▸ What to do
Each line that follows is to be retyped exactly.

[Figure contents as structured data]
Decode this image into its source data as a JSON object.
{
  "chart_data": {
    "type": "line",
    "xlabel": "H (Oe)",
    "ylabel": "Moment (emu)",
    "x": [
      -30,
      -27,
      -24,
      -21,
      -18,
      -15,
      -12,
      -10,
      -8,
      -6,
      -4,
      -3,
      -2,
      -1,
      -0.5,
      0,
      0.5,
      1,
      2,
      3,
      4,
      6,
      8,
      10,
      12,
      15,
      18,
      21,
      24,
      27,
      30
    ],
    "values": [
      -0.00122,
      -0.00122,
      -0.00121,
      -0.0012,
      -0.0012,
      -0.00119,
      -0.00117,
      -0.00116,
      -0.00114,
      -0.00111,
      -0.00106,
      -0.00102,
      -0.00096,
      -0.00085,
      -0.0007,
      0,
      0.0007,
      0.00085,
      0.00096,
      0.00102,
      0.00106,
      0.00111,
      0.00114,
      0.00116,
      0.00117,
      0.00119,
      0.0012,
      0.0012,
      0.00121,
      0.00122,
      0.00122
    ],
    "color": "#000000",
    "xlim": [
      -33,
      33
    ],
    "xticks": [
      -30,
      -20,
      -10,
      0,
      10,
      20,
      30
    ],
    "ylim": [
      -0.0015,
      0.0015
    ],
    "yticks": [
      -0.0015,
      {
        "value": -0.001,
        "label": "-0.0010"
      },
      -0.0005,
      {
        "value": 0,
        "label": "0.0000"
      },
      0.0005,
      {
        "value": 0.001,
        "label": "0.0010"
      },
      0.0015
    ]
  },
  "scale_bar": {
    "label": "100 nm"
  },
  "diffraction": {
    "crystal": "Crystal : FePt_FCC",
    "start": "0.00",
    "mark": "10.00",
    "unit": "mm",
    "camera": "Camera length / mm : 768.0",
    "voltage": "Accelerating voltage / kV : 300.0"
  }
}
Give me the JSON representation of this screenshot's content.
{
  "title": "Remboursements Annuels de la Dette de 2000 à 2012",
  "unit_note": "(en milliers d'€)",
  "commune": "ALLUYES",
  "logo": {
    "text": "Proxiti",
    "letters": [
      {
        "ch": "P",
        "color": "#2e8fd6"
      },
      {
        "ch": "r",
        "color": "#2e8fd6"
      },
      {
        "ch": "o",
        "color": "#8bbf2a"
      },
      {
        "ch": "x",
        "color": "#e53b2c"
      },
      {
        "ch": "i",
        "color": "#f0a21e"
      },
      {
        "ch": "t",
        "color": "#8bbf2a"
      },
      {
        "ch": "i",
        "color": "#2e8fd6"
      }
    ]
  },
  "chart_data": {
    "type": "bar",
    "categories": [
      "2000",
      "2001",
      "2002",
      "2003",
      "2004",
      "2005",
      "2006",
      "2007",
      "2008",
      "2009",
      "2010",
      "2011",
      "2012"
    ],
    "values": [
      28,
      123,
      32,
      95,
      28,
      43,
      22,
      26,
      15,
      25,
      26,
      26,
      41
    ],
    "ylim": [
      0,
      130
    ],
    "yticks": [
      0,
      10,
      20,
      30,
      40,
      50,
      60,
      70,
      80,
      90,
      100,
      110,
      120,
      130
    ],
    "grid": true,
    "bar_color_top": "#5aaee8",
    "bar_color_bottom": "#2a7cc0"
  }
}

▸ Complete output
Decode this image into its source data as a JSON object.
{
  "chart_data": {
    "type": "line",
    "xlabel": "H (Oe)",
    "ylabel": "Moment (emu)",
    "x": [
      -30,
      -27,
      -24,
      -21,
      -18,
      -15,
      -12,
      -10,
      -8,
      -6,
      -4,
      -3,
      -2,
      -1,
      -0.5,
      0,
      0.5,
      1,
      2,
      3,
      4,
      6,
      8,
      10,
      12,
      15,
      18,
      21,
      24,
      27,
      30
    ],
    "values": [
      -0.00122,
      -0.00122,
      -0.00121,
      -0.0012,
      -0.0012,
      -0.00119,
      -0.00117,
      -0.00116,
      -0.00114,
      -0.00111,
      -0.00106,
      -0.00102,
      -0.00096,
      -0.00085,
      -0.0007,
      0,
      0.0007,
      0.00085,
      0.00096,
      0.00102,
      0.00106,
      0.00111,
      0.00114,
      0.00116,
      0.00117,
      0.00119,
      0.0012,
      0.0012,
      0.00121,
      0.00122,
      0.00122
    ],
    "color": "#000000",
    "xlim": [
      -33,
      33
    ],
    "xticks": [
      -30,
      -20,
      -10,
      0,
      10,
      20,
      30
    ],
    "ylim": [
      -0.0015,
      0.0015
    ],
    "yticks": [
      -0.0015,
      {
        "value": -0.001,
        "label": "-0.0010"
      },
      -0.0005,
      {
        "value": 0,
        "label": "0.0000"
      },
      0.0005,
      {
        "value": 0.001,
        "label": "0.0010"
      },
      0.0015
    ]
  },
  "scale_bar": {
    "label": "100 nm"
  },
  "diffraction": {
    "crystal": "Crystal : FePt_FCC",
    "start": "0.00",
    "mark": "10.00",
    "unit": "mm",
    "camera": "Camera length / mm : 768.0",
    "voltage": "Accelerating voltage / kV : 300.0"
  }
}
Give me the JSON representation of this screenshot's content.
{
  "title": "Remboursements Annuels de la Dette de 2000 à 2012",
  "unit_note": "(en milliers d'€)",
  "commune": "ALLUYES",
  "logo": {
    "text": "Proxiti",
    "letters": [
      {
        "ch": "P",
        "color": "#2e8fd6"
      },
      {
        "ch": "r",
        "color": "#2e8fd6"
      },
      {
        "ch": "o",
        "color": "#8bbf2a"
      },
      {
        "ch": "x",
        "color": "#e53b2c"
      },
      {
        "ch": "i",
        "color": "#f0a21e"
      },
      {
        "ch": "t",
        "color": "#8bbf2a"
      },
      {
        "ch": "i",
        "color": "#2e8fd6"
      }
    ]
  },
  "chart_data": {
    "type": "bar",
    "categories": [
      "2000",
      "2001",
      "2002",
      "2003",
      "2004",
      "2005",
      "2006",
      "2007",
      "2008",
      "2009",
      "2010",
      "2011",
      "2012"
    ],
    "values": [
      28,
      123,
      32,
      95,
      28,
      43,
      22,
      26,
      15,
      25,
      26,
      26,
      41
    ],
    "ylim": [
      0,
      130
    ],
    "yticks": [
      0,
      10,
      20,
      30,
      40,
      50,
      60,
      70,
      80,
      90,
      100,
      110,
      120,
      130
    ],
    "grid": true,
    "bar_color_top": "#5aaee8",
    "bar_color_bottom": "#2a7cc0"
  }
}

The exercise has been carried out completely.